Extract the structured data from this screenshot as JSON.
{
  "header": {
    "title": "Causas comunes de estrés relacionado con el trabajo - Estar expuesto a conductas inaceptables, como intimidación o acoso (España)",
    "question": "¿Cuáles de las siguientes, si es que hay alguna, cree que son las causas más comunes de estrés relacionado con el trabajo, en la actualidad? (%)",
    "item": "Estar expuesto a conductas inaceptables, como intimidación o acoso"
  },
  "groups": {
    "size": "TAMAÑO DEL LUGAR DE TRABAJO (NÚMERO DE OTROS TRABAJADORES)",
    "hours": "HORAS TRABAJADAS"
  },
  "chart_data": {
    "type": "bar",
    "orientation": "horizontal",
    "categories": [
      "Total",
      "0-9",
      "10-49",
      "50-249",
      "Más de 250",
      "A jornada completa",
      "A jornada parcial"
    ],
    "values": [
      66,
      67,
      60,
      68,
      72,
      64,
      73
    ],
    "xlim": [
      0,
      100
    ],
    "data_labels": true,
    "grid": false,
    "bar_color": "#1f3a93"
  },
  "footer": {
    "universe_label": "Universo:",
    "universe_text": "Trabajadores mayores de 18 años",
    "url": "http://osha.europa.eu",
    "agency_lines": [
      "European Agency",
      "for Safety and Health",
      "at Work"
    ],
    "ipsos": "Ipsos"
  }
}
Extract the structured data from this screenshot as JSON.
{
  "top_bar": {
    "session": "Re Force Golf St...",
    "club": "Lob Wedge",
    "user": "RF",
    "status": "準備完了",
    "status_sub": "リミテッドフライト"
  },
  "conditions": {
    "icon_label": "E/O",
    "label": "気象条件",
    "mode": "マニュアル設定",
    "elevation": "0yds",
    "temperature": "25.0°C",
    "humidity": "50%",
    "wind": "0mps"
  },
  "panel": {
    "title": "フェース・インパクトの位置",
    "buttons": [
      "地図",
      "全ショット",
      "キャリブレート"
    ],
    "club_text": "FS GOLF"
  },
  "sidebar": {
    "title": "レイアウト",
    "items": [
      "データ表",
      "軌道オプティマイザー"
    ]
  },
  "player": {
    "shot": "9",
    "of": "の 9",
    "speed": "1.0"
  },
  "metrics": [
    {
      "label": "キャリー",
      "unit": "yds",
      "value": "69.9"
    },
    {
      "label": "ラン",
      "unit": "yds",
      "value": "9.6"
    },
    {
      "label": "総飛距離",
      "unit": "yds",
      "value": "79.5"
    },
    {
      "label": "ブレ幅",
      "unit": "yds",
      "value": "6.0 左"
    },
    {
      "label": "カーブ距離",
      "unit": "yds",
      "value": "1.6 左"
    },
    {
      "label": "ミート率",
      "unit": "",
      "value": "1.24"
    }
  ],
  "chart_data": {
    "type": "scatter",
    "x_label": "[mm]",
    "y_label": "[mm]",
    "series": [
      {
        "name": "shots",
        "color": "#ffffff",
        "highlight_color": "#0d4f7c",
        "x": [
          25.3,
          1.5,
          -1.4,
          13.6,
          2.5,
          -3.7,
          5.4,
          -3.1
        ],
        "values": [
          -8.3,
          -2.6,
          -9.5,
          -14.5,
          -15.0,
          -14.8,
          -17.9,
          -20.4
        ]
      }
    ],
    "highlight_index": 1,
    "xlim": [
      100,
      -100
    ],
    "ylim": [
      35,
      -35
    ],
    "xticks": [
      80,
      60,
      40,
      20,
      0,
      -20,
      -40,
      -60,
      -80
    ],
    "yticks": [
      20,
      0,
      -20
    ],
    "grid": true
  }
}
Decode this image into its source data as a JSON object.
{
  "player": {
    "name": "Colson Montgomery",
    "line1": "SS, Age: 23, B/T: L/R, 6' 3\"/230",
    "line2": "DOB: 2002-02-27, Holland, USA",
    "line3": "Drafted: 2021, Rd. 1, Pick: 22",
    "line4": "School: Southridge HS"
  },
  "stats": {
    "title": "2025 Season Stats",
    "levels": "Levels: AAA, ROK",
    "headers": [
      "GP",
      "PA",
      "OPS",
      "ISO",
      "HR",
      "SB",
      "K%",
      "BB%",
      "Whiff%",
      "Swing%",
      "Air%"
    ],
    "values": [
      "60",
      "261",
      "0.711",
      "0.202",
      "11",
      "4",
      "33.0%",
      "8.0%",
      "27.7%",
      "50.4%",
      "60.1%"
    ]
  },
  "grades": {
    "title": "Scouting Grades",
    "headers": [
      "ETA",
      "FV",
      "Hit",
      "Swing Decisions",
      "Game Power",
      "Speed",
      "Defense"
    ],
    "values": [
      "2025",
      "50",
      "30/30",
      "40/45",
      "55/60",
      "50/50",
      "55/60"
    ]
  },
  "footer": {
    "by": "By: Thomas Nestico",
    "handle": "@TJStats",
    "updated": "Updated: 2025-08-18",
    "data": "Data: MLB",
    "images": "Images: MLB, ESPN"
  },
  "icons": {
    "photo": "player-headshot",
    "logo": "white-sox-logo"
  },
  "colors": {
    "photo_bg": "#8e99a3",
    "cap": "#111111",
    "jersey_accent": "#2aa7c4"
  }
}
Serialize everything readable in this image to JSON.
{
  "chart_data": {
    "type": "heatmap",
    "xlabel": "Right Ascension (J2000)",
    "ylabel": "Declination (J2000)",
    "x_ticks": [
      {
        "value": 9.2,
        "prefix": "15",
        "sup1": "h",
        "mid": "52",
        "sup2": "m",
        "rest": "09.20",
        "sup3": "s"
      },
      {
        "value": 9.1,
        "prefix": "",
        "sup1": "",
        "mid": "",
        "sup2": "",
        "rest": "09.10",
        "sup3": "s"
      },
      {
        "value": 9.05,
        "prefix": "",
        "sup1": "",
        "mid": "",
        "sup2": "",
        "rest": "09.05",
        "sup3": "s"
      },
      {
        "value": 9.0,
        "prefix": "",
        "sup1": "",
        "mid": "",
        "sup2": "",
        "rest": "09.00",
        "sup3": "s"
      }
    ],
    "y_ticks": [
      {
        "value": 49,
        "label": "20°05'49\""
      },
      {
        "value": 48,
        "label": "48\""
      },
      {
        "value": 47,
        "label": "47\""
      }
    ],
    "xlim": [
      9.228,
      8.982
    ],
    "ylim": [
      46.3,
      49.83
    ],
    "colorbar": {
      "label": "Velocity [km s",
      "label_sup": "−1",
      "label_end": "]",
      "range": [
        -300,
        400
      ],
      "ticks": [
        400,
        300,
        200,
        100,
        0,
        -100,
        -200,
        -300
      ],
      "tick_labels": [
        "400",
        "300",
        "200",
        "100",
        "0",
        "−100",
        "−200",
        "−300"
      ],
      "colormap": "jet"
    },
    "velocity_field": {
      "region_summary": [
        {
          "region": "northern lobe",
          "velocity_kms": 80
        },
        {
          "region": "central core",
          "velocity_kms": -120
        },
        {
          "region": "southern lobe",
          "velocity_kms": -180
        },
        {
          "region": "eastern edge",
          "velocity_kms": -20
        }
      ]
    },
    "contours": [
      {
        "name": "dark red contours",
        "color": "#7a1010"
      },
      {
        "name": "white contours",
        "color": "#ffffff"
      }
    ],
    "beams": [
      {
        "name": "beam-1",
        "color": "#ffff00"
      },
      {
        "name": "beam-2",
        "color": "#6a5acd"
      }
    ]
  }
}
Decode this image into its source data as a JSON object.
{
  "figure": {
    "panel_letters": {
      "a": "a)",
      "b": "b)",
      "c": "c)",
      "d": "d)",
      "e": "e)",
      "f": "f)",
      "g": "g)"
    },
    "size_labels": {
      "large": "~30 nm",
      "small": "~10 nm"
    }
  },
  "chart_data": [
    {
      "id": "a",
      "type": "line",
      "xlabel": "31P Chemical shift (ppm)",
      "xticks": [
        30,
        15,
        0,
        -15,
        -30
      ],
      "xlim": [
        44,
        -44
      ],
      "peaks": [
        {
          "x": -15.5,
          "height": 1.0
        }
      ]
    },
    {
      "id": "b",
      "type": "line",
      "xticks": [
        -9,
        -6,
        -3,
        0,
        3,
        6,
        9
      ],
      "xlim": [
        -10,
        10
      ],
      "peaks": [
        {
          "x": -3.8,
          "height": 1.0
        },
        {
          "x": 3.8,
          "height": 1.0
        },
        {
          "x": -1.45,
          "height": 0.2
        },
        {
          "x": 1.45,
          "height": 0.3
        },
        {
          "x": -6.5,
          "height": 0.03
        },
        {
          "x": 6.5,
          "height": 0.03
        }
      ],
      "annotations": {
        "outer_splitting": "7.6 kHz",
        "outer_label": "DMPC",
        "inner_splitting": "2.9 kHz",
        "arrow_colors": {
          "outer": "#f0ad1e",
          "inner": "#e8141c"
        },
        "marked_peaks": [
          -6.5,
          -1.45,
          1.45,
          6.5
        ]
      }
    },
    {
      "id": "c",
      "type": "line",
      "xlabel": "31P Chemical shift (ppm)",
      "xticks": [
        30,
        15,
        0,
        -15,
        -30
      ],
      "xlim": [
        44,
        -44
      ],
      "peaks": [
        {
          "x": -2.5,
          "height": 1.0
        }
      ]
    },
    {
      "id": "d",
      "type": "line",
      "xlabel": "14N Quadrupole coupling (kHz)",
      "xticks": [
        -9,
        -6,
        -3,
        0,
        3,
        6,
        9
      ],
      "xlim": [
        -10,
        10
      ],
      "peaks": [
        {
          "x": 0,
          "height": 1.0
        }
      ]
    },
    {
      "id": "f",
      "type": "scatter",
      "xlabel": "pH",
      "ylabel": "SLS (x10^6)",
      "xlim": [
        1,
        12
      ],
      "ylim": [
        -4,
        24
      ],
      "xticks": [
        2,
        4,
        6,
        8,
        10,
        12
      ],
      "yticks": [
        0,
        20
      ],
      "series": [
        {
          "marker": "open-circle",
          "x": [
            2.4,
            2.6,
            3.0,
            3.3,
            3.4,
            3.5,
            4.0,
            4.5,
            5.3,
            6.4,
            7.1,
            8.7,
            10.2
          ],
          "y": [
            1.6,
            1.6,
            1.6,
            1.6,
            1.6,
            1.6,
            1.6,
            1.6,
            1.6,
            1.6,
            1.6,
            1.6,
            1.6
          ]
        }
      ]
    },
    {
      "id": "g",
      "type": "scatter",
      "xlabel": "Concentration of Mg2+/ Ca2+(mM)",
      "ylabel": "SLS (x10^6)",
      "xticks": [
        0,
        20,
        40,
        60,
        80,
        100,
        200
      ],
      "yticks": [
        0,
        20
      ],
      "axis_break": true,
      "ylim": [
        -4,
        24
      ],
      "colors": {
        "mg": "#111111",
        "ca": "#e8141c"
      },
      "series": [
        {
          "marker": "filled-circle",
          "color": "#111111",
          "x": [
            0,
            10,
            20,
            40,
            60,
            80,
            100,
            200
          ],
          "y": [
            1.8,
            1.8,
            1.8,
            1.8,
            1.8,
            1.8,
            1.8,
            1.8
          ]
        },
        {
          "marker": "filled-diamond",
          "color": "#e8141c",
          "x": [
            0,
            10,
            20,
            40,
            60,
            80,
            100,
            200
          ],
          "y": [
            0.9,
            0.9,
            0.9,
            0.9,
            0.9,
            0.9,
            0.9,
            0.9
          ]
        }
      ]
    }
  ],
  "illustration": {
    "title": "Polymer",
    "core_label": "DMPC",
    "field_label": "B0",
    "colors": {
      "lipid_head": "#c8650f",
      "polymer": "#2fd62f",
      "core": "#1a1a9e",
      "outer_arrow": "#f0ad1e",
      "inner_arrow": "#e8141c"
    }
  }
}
────────────────
▸ **Directions for this task**:
Find the word "contours" in the material, then list each line that holds it.

▸ **Final result**:
    "contours": [
        "name": "dark red contours",
        "name": "white contours",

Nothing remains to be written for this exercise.